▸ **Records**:
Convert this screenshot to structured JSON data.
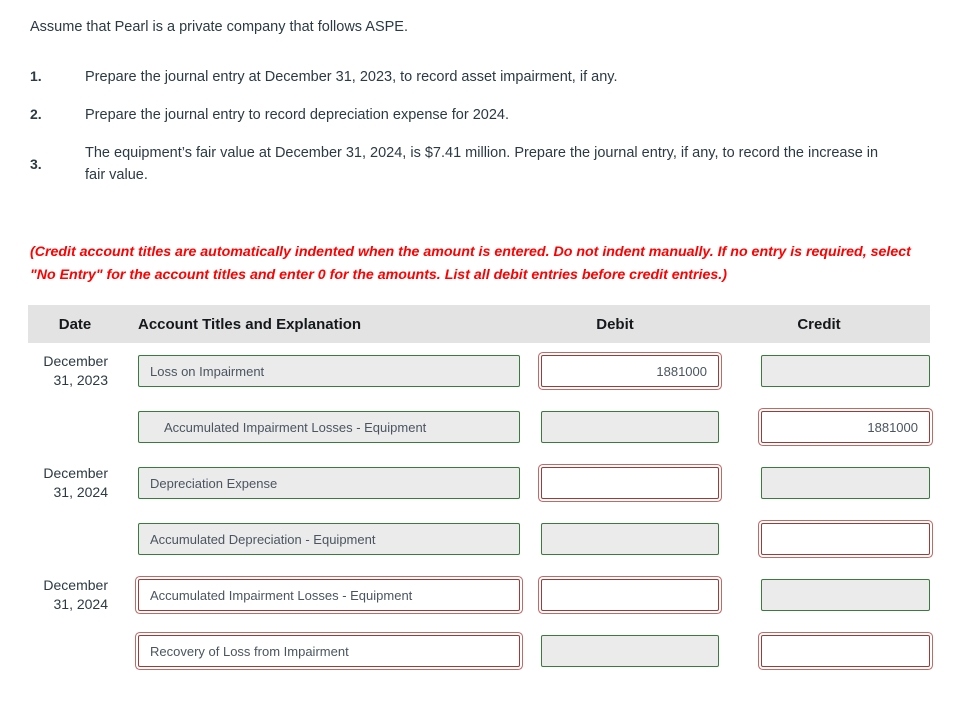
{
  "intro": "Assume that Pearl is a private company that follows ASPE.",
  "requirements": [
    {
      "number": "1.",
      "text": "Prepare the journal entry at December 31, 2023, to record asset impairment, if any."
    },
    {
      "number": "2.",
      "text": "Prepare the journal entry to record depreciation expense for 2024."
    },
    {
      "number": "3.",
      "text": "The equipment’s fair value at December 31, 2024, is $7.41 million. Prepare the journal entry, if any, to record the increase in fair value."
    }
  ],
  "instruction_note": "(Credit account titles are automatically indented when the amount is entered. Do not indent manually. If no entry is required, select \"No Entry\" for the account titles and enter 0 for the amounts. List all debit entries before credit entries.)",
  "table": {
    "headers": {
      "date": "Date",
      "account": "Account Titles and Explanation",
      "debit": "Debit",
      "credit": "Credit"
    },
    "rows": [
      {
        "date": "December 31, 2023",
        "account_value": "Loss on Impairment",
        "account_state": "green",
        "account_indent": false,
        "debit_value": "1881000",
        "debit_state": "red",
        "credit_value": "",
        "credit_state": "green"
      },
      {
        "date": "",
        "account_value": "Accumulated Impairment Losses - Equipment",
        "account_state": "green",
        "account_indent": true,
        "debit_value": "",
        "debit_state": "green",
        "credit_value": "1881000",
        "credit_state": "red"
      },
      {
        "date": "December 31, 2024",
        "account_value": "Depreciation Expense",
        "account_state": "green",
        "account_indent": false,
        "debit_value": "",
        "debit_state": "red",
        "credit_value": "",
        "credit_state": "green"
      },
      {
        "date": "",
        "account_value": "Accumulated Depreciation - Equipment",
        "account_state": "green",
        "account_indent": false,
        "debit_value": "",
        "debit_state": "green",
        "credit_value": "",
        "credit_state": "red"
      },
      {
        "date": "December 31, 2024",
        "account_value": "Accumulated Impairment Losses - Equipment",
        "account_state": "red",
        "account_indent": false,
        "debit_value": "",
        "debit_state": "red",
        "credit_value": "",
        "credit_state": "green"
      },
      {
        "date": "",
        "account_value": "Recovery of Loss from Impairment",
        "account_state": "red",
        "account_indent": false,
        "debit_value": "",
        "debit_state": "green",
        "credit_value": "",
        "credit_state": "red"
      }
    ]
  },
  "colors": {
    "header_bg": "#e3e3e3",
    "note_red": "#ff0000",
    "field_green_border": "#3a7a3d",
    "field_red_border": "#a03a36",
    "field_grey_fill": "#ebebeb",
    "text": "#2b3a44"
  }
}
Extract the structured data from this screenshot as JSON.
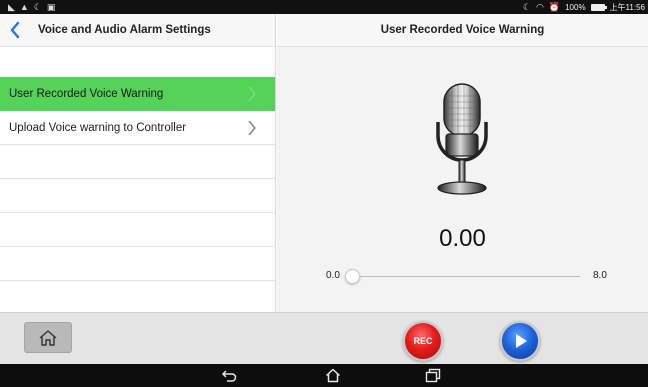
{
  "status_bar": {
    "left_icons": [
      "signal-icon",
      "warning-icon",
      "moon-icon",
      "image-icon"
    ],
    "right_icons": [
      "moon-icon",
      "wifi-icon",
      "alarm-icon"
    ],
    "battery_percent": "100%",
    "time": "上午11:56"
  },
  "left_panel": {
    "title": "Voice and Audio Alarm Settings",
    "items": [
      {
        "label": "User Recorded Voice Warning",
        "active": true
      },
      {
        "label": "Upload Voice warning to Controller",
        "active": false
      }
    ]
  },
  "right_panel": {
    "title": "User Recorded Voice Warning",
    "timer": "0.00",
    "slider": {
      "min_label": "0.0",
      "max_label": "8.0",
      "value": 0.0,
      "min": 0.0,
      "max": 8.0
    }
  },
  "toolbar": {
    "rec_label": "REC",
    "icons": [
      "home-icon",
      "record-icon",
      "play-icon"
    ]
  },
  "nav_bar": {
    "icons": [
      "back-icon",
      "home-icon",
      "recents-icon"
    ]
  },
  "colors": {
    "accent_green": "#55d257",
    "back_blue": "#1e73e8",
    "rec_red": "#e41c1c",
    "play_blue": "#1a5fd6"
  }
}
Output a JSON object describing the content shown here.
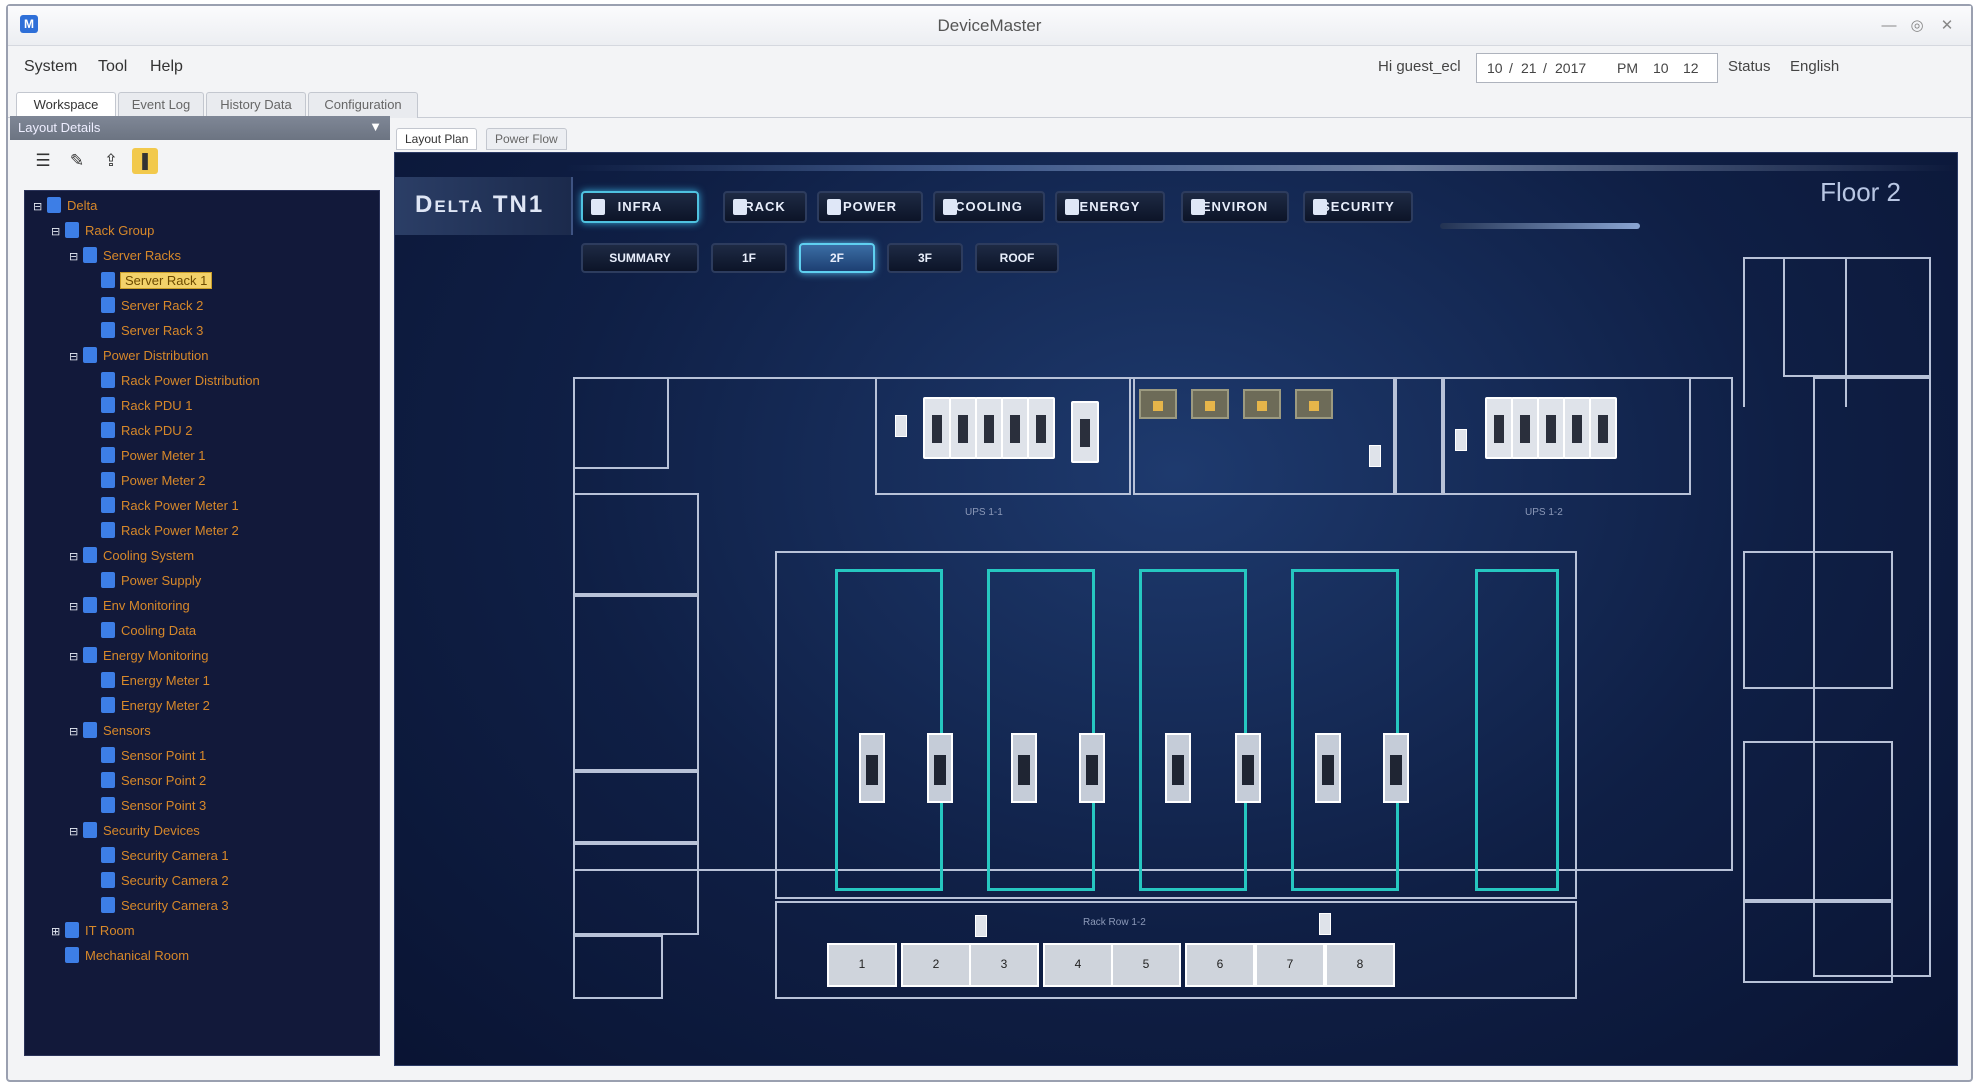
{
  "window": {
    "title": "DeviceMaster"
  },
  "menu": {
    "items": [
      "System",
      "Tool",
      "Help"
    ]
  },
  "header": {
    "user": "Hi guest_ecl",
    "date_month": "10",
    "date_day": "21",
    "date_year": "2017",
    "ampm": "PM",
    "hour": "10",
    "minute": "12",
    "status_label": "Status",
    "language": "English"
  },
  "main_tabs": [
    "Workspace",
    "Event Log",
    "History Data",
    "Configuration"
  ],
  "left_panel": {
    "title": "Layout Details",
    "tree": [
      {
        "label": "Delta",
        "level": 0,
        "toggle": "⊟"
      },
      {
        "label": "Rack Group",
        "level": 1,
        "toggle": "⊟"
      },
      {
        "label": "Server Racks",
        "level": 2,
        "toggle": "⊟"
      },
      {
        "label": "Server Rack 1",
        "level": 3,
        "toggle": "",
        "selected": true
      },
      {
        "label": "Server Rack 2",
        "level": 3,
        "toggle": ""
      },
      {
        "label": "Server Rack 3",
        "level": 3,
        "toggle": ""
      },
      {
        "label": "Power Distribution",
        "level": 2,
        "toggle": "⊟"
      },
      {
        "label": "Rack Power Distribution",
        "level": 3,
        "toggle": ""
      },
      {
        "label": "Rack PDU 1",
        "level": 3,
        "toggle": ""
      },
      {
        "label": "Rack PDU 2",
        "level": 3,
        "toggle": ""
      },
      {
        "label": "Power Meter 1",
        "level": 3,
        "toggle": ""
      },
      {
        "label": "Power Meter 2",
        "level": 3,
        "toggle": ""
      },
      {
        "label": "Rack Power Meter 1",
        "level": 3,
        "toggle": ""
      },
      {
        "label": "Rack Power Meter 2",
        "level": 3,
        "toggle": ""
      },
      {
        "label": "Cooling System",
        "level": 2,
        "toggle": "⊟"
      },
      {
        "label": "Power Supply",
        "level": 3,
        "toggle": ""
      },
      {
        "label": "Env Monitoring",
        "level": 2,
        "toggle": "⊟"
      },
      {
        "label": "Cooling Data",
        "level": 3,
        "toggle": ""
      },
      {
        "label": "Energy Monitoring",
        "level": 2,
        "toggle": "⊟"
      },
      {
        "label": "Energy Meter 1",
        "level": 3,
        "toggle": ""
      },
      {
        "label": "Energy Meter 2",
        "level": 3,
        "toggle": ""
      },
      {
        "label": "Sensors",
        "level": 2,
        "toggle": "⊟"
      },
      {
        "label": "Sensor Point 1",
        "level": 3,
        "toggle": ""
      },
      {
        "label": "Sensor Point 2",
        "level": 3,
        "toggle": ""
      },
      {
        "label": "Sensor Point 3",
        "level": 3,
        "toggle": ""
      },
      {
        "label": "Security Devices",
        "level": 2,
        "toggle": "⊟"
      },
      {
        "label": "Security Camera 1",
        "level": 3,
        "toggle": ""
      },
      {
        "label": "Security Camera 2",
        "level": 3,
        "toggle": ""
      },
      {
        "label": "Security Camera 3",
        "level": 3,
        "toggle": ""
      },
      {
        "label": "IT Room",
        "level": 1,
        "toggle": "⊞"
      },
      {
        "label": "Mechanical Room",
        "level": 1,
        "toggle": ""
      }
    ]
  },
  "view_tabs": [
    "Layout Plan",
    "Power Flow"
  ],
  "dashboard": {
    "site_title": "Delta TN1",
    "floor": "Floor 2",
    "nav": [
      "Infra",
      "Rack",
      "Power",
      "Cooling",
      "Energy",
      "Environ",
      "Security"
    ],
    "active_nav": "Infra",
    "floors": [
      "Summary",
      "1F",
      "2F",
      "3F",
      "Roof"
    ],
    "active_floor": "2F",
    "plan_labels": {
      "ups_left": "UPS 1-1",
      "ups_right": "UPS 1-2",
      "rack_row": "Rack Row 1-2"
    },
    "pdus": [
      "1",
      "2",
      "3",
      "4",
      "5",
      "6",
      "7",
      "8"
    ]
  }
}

▸ **What is required**: Make an exact copy of the listing above. Do not include the pictures.

▸ **Output for this task**:
Convert this screenshot to structured JSON data.
{
  "intro": "Assume that Pearl is a private company that follows ASPE.",
  "requirements": [
    {
      "number": "1.",
      "text": "Prepare the journal entry at December 31, 2023, to record asset impairment, if any."
    },
    {
      "number": "2.",
      "text": "Prepare the journal entry to record depreciation expense for 2024."
    },
    {
      "number": "3.",
      "text": "The equipment’s fair value at December 31, 2024, is $7.41 million. Prepare the journal entry, if any, to record the increase in fair value."
    }
  ],
  "instruction_note": "(Credit account titles are automatically indented when the amount is entered. Do not indent manually. If no entry is required, select \"No Entry\" for the account titles and enter 0 for the amounts. List all debit entries before credit entries.)",
  "table": {
    "headers": {
      "date": "Date",
      "account": "Account Titles and Explanation",
      "debit": "Debit",
      "credit": "Credit"
    },
    "rows": [
      {
        "date": "December 31, 2023",
        "account_value": "Loss on Impairment",
        "account_state": "green",
        "account_indent": false,
        "debit_value": "1881000",
        "debit_state": "red",
        "credit_value": "",
        "credit_state": "green"
      },
      {
        "date": "",
        "account_value": "Accumulated Impairment Losses - Equipment",
        "account_state": "green",
        "account_indent": true,
        "debit_value": "",
        "debit_state": "green",
        "credit_value": "1881000",
        "credit_state": "red"
      },
      {
        "date": "December 31, 2024",
        "account_value": "Depreciation Expense",
        "account_state": "green",
        "account_indent": false,
        "debit_value": "",
        "debit_state": "red",
        "credit_value": "",
        "credit_state": "green"
      },
      {
        "date": "",
        "account_value": "Accumulated Depreciation - Equipment",
        "account_state": "green",
        "account_indent": false,
        "debit_value": "",
        "debit_state": "green",
        "credit_value": "",
        "credit_state": "red"
      },
      {
        "date": "December 31, 2024",
        "account_value": "Accumulated Impairment Losses - Equipment",
        "account_state": "red",
        "account_indent": false,
        "debit_value": "",
        "debit_state": "red",
        "credit_value": "",
        "credit_state": "green"
      },
      {
        "date": "",
        "account_value": "Recovery of Loss from Impairment",
        "account_state": "red",
        "account_indent": false,
        "debit_value": "",
        "debit_state": "green",
        "credit_value": "",
        "credit_state": "red"
      }
    ]
  },
  "colors": {
    "header_bg": "#e3e3e3",
    "note_red": "#ff0000",
    "field_green_border": "#3a7a3d",
    "field_red_border": "#a03a36",
    "field_grey_fill": "#ebebeb",
    "text": "#2b3a44"
  }
}
Extract the structured data from this screenshot as JSON.
{
  "status_bar": {
    "left_icons": [
      "signal-icon",
      "warning-icon",
      "moon-icon",
      "image-icon"
    ],
    "right_icons": [
      "moon-icon",
      "wifi-icon",
      "alarm-icon"
    ],
    "battery_percent": "100%",
    "time": "上午11:56"
  },
  "left_panel": {
    "title": "Voice and Audio Alarm Settings",
    "items": [
      {
        "label": "User Recorded Voice Warning",
        "active": true
      },
      {
        "label": "Upload Voice warning to Controller",
        "active": false
      }
    ]
  },
  "right_panel": {
    "title": "User Recorded Voice Warning",
    "timer": "0.00",
    "slider": {
      "min_label": "0.0",
      "max_label": "8.0",
      "value": 0.0,
      "min": 0.0,
      "max": 8.0
    }
  },
  "toolbar": {
    "rec_label": "REC",
    "icons": [
      "home-icon",
      "record-icon",
      "play-icon"
    ]
  },
  "nav_bar": {
    "icons": [
      "back-icon",
      "home-icon",
      "recents-icon"
    ]
  },
  "colors": {
    "accent_green": "#55d257",
    "back_blue": "#1e73e8",
    "rec_red": "#e41c1c",
    "play_blue": "#1a5fd6"
  }
}
Output a JSON object describing the content shown here.
{
  "window": {
    "title": "DeviceMaster"
  },
  "menu": {
    "items": [
      "System",
      "Tool",
      "Help"
    ]
  },
  "header": {
    "user": "Hi guest_ecl",
    "date_month": "10",
    "date_day": "21",
    "date_year": "2017",
    "ampm": "PM",
    "hour": "10",
    "minute": "12",
    "status_label": "Status",
    "language": "English"
  },
  "main_tabs": [
    "Workspace",
    "Event Log",
    "History Data",
    "Configuration"
  ],
  "left_panel": {
    "title": "Layout Details",
    "tree": [
      {
        "label": "Delta",
        "level": 0,
        "toggle": "⊟"
      },
      {
        "label": "Rack Group",
        "level": 1,
        "toggle": "⊟"
      },
      {
        "label": "Server Racks",
        "level": 2,
        "toggle": "⊟"
      },
      {
        "label": "Server Rack 1",
        "level": 3,
        "toggle": "",
        "selected": true
      },
      {
        "label": "Server Rack 2",
        "level": 3,
        "toggle": ""
      },
      {
        "label": "Server Rack 3",
        "level": 3,
        "toggle": ""
      },
      {
        "label": "Power Distribution",
        "level": 2,
        "toggle": "⊟"
      },
      {
        "label": "Rack Power Distribution",
        "level": 3,
        "toggle": ""
      },
      {
        "label": "Rack PDU 1",
        "level": 3,
        "toggle": ""
      },
      {
        "label": "Rack PDU 2",
        "level": 3,
        "toggle": ""
      },
      {
        "label": "Power Meter 1",
        "level": 3,
        "toggle": ""
      },
      {
        "label": "Power Meter 2",
        "level": 3,
        "toggle": ""
      },
      {
        "label": "Rack Power Meter 1",
        "level": 3,
        "toggle": ""
      },
      {
        "label": "Rack Power Meter 2",
        "level": 3,
        "toggle": ""
      },
      {
        "label": "Cooling System",
        "level": 2,
        "toggle": "⊟"
      },
      {
        "label": "Power Supply",
        "level": 3,
        "toggle": ""
      },
      {
        "label": "Env Monitoring",
        "level": 2,
        "toggle": "⊟"
      },
      {
        "label": "Cooling Data",
        "level": 3,
        "toggle": ""
      },
      {
        "label": "Energy Monitoring",
        "level": 2,
        "toggle": "⊟"
      },
      {
        "label": "Energy Meter 1",
        "level": 3,
        "toggle": ""
      },
      {
        "label": "Energy Meter 2",
        "level": 3,
        "toggle": ""
      },
      {
        "label": "Sensors",
        "level": 2,
        "toggle": "⊟"
      },
      {
        "label": "Sensor Point 1",
        "level": 3,
        "toggle": ""
      },
      {
        "label": "Sensor Point 2",
        "level": 3,
        "toggle": ""
      },
      {
        "label": "Sensor Point 3",
        "level": 3,
        "toggle": ""
      },
      {
        "label": "Security Devices",
        "level": 2,
        "toggle": "⊟"
      },
      {
        "label": "Security Camera 1",
        "level": 3,
        "toggle": ""
      },
      {
        "label": "Security Camera 2",
        "level": 3,
        "toggle": ""
      },
      {
        "label": "Security Camera 3",
        "level": 3,
        "toggle": ""
      },
      {
        "label": "IT Room",
        "level": 1,
        "toggle": "⊞"
      },
      {
        "label": "Mechanical Room",
        "level": 1,
        "toggle": ""
      }
    ]
  },
  "view_tabs": [
    "Layout Plan",
    "Power Flow"
  ],
  "dashboard": {
    "site_title": "Delta TN1",
    "floor": "Floor 2",
    "nav": [
      "Infra",
      "Rack",
      "Power",
      "Cooling",
      "Energy",
      "Environ",
      "Security"
    ],
    "active_nav": "Infra",
    "floors": [
      "Summary",
      "1F",
      "2F",
      "3F",
      "Roof"
    ],
    "active_floor": "2F",
    "plan_labels": {
      "ups_left": "UPS 1-1",
      "ups_right": "UPS 1-2",
      "rack_row": "Rack Row 1-2"
    },
    "pdus": [
      "1",
      "2",
      "3",
      "4",
      "5",
      "6",
      "7",
      "8"
    ]
  }
}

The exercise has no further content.